Given exercise | All entries below need to be written out exactly, but without their pictures.

Data entries:
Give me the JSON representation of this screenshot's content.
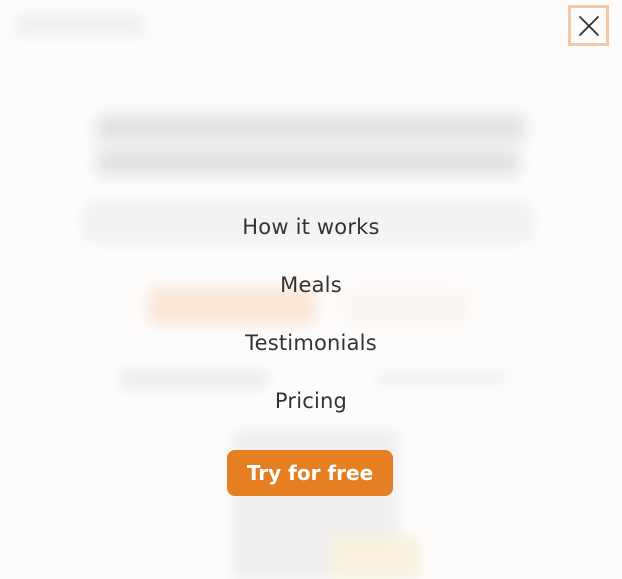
{
  "nav": {
    "items": [
      {
        "label": "How it works"
      },
      {
        "label": "Meals"
      },
      {
        "label": "Testimonials"
      },
      {
        "label": "Pricing"
      }
    ],
    "cta_label": "Try for free"
  },
  "close_icon": "close-icon",
  "colors": {
    "accent": "#e67e22",
    "close_border": "#f1c9a6",
    "text": "#333333",
    "background": "#fdfcfb"
  }
}
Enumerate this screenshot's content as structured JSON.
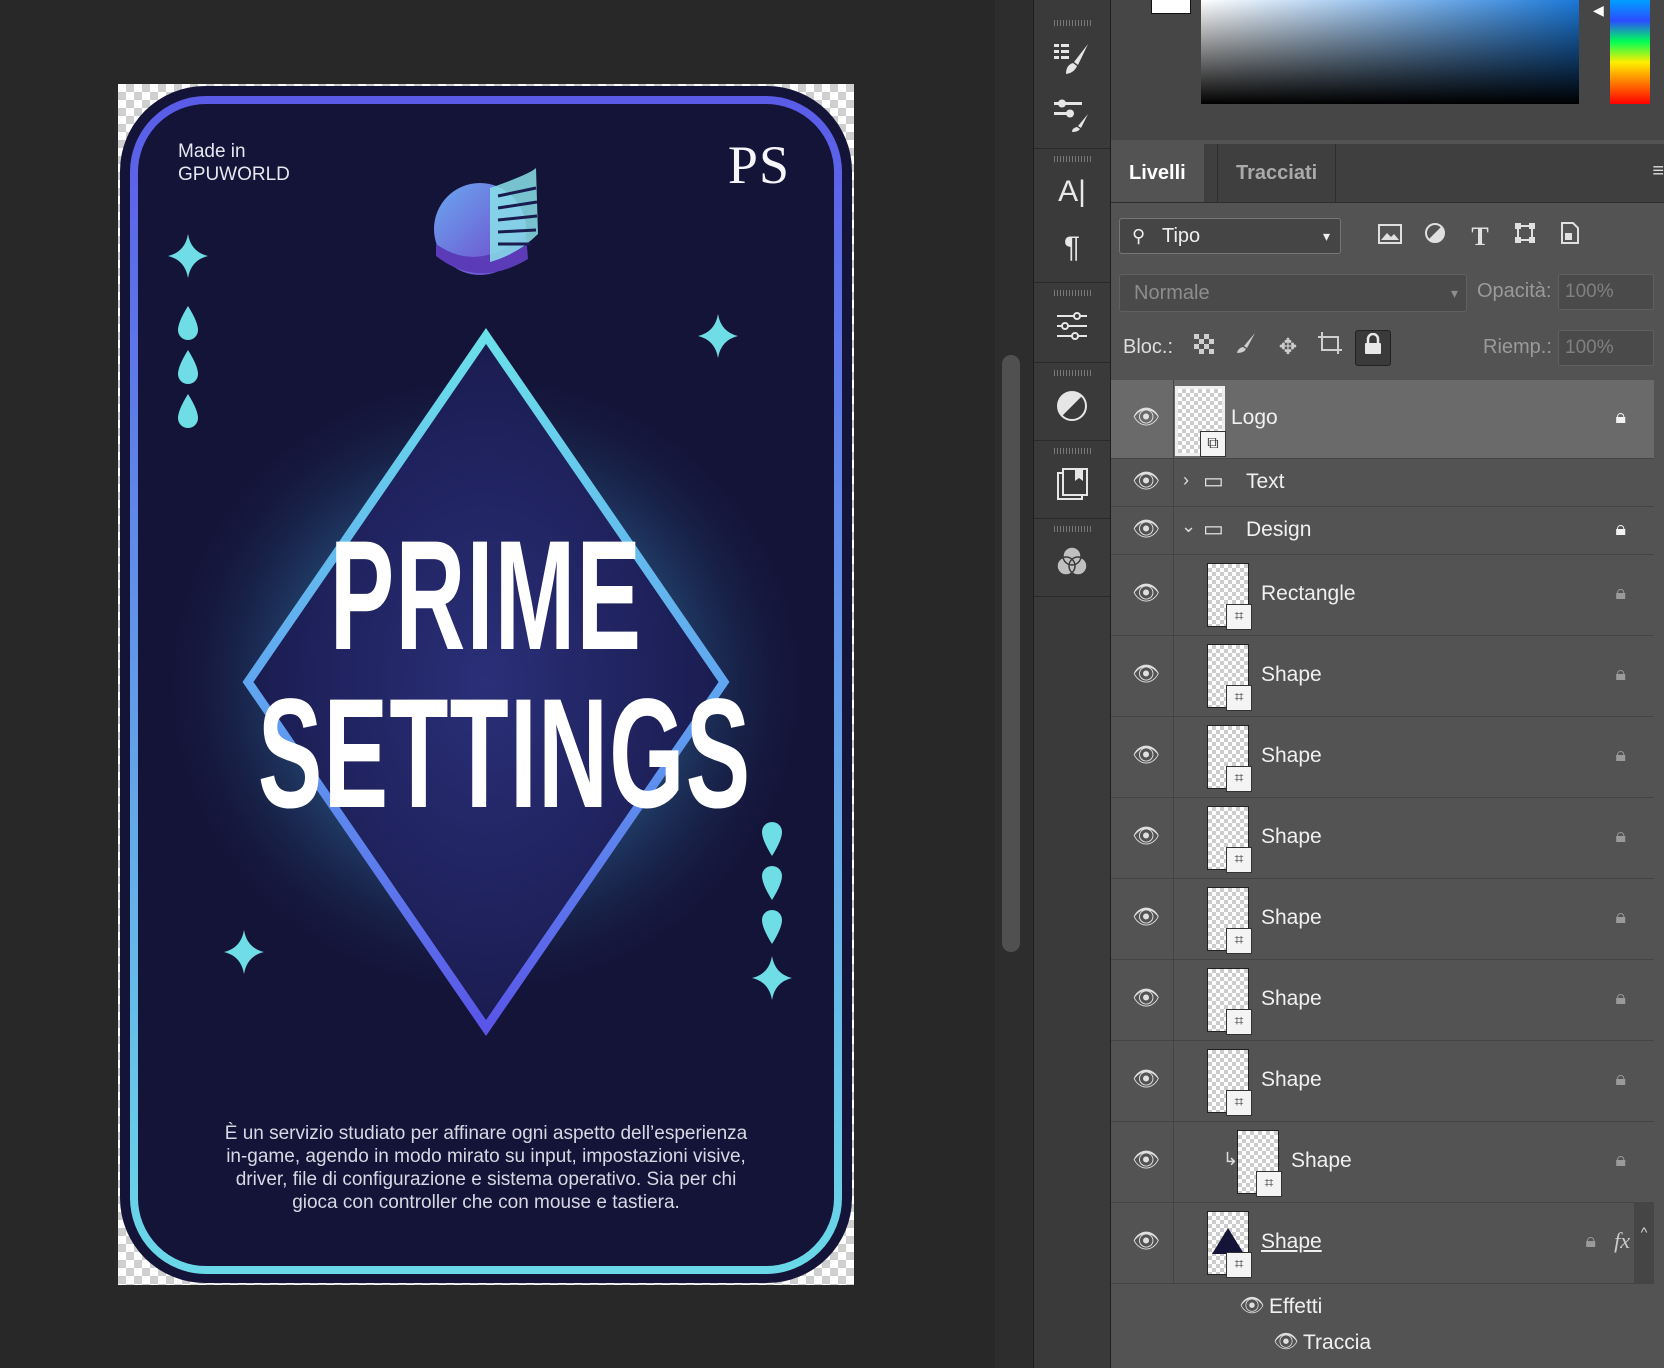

Written answer |
Give me the JSON representation of this screenshot's content.
{
  "nav": {
    "items": [
      {
        "label": "How it works"
      },
      {
        "label": "Meals"
      },
      {
        "label": "Testimonials"
      },
      {
        "label": "Pricing"
      }
    ],
    "cta_label": "Try for free"
  },
  "close_icon": "close-icon",
  "colors": {
    "accent": "#e67e22",
    "close_border": "#f1c9a6",
    "text": "#333333",
    "background": "#fdfcfb"
  }
}
Enumerate this screenshot's content as structured JSON.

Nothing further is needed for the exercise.